[Data items]
◇ ◇ ◇ ◇ ◇
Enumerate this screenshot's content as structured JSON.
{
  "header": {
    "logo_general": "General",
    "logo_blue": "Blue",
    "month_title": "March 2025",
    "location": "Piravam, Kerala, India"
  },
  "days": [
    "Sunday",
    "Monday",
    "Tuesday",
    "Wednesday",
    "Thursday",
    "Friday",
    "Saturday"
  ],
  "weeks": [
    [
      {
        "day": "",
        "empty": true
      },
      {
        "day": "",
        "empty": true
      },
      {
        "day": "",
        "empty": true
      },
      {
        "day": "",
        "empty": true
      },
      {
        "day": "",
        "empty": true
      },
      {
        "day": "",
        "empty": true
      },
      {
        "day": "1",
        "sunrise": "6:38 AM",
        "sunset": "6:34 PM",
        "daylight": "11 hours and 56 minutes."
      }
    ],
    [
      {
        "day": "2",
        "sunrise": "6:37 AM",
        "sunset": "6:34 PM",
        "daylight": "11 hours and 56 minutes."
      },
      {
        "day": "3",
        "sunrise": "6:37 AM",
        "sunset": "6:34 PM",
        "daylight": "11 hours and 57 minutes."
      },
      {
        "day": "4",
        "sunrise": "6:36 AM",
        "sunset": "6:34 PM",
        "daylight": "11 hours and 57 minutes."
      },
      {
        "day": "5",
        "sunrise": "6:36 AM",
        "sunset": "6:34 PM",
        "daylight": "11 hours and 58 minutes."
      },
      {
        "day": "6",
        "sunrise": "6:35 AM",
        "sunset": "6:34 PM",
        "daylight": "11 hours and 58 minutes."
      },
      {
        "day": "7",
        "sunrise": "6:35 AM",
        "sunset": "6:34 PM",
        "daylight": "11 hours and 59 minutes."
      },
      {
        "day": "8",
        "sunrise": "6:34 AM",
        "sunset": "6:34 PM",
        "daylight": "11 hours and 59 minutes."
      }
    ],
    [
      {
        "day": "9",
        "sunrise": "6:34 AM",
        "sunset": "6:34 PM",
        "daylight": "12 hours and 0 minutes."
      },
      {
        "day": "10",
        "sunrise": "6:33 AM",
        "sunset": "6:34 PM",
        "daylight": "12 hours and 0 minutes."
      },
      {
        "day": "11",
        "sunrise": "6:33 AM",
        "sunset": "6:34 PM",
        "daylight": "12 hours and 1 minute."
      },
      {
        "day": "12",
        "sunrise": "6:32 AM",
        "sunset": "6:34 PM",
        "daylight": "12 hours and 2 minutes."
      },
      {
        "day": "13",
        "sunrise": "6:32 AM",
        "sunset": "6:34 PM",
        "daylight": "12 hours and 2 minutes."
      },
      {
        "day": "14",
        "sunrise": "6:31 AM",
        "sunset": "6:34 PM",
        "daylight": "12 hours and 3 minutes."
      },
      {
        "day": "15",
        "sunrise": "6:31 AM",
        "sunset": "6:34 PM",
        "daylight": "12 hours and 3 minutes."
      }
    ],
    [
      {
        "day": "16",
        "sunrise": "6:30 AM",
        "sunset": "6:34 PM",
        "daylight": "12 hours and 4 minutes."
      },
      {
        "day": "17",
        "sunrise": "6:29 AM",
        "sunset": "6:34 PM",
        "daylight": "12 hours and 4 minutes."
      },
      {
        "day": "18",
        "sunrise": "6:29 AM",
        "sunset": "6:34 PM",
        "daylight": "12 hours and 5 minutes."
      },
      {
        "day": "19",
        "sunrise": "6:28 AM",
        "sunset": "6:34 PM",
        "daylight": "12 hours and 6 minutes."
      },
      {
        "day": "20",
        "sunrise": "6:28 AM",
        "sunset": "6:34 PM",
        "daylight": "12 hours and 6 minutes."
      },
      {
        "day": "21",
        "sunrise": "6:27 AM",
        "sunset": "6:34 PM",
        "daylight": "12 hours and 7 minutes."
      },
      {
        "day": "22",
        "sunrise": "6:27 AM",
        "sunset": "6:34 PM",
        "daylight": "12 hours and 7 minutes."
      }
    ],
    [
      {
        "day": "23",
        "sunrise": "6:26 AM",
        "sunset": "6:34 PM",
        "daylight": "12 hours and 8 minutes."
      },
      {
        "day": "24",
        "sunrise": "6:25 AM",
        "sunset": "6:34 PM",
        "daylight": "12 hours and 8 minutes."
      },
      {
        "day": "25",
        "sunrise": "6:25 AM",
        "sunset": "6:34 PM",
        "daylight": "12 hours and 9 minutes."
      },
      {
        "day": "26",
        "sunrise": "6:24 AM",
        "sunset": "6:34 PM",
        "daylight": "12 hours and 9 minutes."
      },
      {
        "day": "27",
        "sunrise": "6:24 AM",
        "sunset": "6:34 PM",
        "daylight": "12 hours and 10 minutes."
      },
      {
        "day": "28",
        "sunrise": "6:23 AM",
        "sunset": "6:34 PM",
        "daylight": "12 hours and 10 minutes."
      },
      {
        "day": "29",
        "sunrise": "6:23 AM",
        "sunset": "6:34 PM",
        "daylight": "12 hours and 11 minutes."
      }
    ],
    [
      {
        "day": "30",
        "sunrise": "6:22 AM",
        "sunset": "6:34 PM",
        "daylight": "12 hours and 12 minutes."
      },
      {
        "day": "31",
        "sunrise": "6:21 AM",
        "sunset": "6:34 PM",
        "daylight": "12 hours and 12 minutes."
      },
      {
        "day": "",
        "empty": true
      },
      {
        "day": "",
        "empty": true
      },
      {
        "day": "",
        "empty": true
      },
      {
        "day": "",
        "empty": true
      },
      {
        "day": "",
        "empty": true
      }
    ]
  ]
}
◇ ◇ ◇ ◇ ◇
Each line of the material should be duplicated exactly, please.

Enumerate this screenshot's content as structured JSON.
{
  "header": {
    "logo_general": "General",
    "logo_blue": "Blue",
    "month_title": "March 2025",
    "location": "Piravam, Kerala, India"
  },
  "days": [
    "Sunday",
    "Monday",
    "Tuesday",
    "Wednesday",
    "Thursday",
    "Friday",
    "Saturday"
  ],
  "weeks": [
    [
      {
        "day": "",
        "empty": true
      },
      {
        "day": "",
        "empty": true
      },
      {
        "day": "",
        "empty": true
      },
      {
        "day": "",
        "empty": true
      },
      {
        "day": "",
        "empty": true
      },
      {
        "day": "",
        "empty": true
      },
      {
        "day": "1",
        "sunrise": "6:38 AM",
        "sunset": "6:34 PM",
        "daylight": "11 hours and 56 minutes."
      }
    ],
    [
      {
        "day": "2",
        "sunrise": "6:37 AM",
        "sunset": "6:34 PM",
        "daylight": "11 hours and 56 minutes."
      },
      {
        "day": "3",
        "sunrise": "6:37 AM",
        "sunset": "6:34 PM",
        "daylight": "11 hours and 57 minutes."
      },
      {
        "day": "4",
        "sunrise": "6:36 AM",
        "sunset": "6:34 PM",
        "daylight": "11 hours and 57 minutes."
      },
      {
        "day": "5",
        "sunrise": "6:36 AM",
        "sunset": "6:34 PM",
        "daylight": "11 hours and 58 minutes."
      },
      {
        "day": "6",
        "sunrise": "6:35 AM",
        "sunset": "6:34 PM",
        "daylight": "11 hours and 58 minutes."
      },
      {
        "day": "7",
        "sunrise": "6:35 AM",
        "sunset": "6:34 PM",
        "daylight": "11 hours and 59 minutes."
      },
      {
        "day": "8",
        "sunrise": "6:34 AM",
        "sunset": "6:34 PM",
        "daylight": "11 hours and 59 minutes."
      }
    ],
    [
      {
        "day": "9",
        "sunrise": "6:34 AM",
        "sunset": "6:34 PM",
        "daylight": "12 hours and 0 minutes."
      },
      {
        "day": "10",
        "sunrise": "6:33 AM",
        "sunset": "6:34 PM",
        "daylight": "12 hours and 0 minutes."
      },
      {
        "day": "11",
        "sunrise": "6:33 AM",
        "sunset": "6:34 PM",
        "daylight": "12 hours and 1 minute."
      },
      {
        "day": "12",
        "sunrise": "6:32 AM",
        "sunset": "6:34 PM",
        "daylight": "12 hours and 2 minutes."
      },
      {
        "day": "13",
        "sunrise": "6:32 AM",
        "sunset": "6:34 PM",
        "daylight": "12 hours and 2 minutes."
      },
      {
        "day": "14",
        "sunrise": "6:31 AM",
        "sunset": "6:34 PM",
        "daylight": "12 hours and 3 minutes."
      },
      {
        "day": "15",
        "sunrise": "6:31 AM",
        "sunset": "6:34 PM",
        "daylight": "12 hours and 3 minutes."
      }
    ],
    [
      {
        "day": "16",
        "sunrise": "6:30 AM",
        "sunset": "6:34 PM",
        "daylight": "12 hours and 4 minutes."
      },
      {
        "day": "17",
        "sunrise": "6:29 AM",
        "sunset": "6:34 PM",
        "daylight": "12 hours and 4 minutes."
      },
      {
        "day": "18",
        "sunrise": "6:29 AM",
        "sunset": "6:34 PM",
        "daylight": "12 hours and 5 minutes."
      },
      {
        "day": "19",
        "sunrise": "6:28 AM",
        "sunset": "6:34 PM",
        "daylight": "12 hours and 6 minutes."
      },
      {
        "day": "20",
        "sunrise": "6:28 AM",
        "sunset": "6:34 PM",
        "daylight": "12 hours and 6 minutes."
      },
      {
        "day": "21",
        "sunrise": "6:27 AM",
        "sunset": "6:34 PM",
        "daylight": "12 hours and 7 minutes."
      },
      {
        "day": "22",
        "sunrise": "6:27 AM",
        "sunset": "6:34 PM",
        "daylight": "12 hours and 7 minutes."
      }
    ],
    [
      {
        "day": "23",
        "sunrise": "6:26 AM",
        "sunset": "6:34 PM",
        "daylight": "12 hours and 8 minutes."
      },
      {
        "day": "24",
        "sunrise": "6:25 AM",
        "sunset": "6:34 PM",
        "daylight": "12 hours and 8 minutes."
      },
      {
        "day": "25",
        "sunrise": "6:25 AM",
        "sunset": "6:34 PM",
        "daylight": "12 hours and 9 minutes."
      },
      {
        "day": "26",
        "sunrise": "6:24 AM",
        "sunset": "6:34 PM",
        "daylight": "12 hours and 9 minutes."
      },
      {
        "day": "27",
        "sunrise": "6:24 AM",
        "sunset": "6:34 PM",
        "daylight": "12 hours and 10 minutes."
      },
      {
        "day": "28",
        "sunrise": "6:23 AM",
        "sunset": "6:34 PM",
        "daylight": "12 hours and 10 minutes."
      },
      {
        "day": "29",
        "sunrise": "6:23 AM",
        "sunset": "6:34 PM",
        "daylight": "12 hours and 11 minutes."
      }
    ],
    [
      {
        "day": "30",
        "sunrise": "6:22 AM",
        "sunset": "6:34 PM",
        "daylight": "12 hours and 12 minutes."
      },
      {
        "day": "31",
        "sunrise": "6:21 AM",
        "sunset": "6:34 PM",
        "daylight": "12 hours and 12 minutes."
      },
      {
        "day": "",
        "empty": true
      },
      {
        "day": "",
        "empty": true
      },
      {
        "day": "",
        "empty": true
      },
      {
        "day": "",
        "empty": true
      },
      {
        "day": "",
        "empty": true
      }
    ]
  ]
}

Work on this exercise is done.